▶ DIRECTIONS FOR THIS TASK:
Copy each line where the word "source" occurs.

start MATERIAL PROVIDED

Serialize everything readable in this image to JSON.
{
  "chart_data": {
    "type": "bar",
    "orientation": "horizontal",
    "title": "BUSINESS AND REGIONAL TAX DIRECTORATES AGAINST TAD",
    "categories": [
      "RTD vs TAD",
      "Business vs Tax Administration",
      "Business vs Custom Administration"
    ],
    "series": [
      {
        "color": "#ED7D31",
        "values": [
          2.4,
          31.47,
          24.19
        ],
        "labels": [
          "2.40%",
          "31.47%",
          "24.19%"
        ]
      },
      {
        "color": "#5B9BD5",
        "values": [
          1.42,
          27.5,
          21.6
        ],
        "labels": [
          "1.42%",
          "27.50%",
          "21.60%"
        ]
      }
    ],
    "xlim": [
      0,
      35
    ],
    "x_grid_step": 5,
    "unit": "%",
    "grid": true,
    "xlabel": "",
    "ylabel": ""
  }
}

end MATERIAL PROVIDED
start MATERIAL PROVIDED

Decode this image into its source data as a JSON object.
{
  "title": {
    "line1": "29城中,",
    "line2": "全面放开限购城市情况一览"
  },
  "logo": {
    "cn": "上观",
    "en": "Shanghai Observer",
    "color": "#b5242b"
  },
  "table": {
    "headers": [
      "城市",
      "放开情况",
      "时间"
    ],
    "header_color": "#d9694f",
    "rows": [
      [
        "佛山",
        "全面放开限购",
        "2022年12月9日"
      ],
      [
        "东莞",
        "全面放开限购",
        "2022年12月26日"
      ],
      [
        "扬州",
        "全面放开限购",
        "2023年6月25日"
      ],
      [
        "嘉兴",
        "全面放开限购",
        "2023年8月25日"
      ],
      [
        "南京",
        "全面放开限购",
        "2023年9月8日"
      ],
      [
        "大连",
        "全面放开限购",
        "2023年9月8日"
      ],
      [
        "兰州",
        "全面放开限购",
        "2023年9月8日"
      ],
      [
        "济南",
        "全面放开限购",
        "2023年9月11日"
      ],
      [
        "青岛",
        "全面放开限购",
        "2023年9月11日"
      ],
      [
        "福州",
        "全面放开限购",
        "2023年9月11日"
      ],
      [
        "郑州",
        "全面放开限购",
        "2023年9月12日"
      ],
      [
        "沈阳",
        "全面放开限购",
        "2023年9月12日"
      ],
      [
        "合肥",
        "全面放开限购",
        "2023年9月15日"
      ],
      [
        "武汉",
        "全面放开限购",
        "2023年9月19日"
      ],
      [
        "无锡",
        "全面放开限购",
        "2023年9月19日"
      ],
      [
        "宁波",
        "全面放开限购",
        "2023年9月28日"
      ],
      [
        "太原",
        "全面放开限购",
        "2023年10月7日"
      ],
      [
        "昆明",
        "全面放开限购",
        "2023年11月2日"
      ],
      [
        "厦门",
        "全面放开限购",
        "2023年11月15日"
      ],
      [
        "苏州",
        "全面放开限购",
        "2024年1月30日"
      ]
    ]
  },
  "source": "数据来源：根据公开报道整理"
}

end MATERIAL PROVIDED

▶ TASK RESPONSE:
Decode this image into its source data as a JSON object.
  "source": "数据来源：根据公开报道整理"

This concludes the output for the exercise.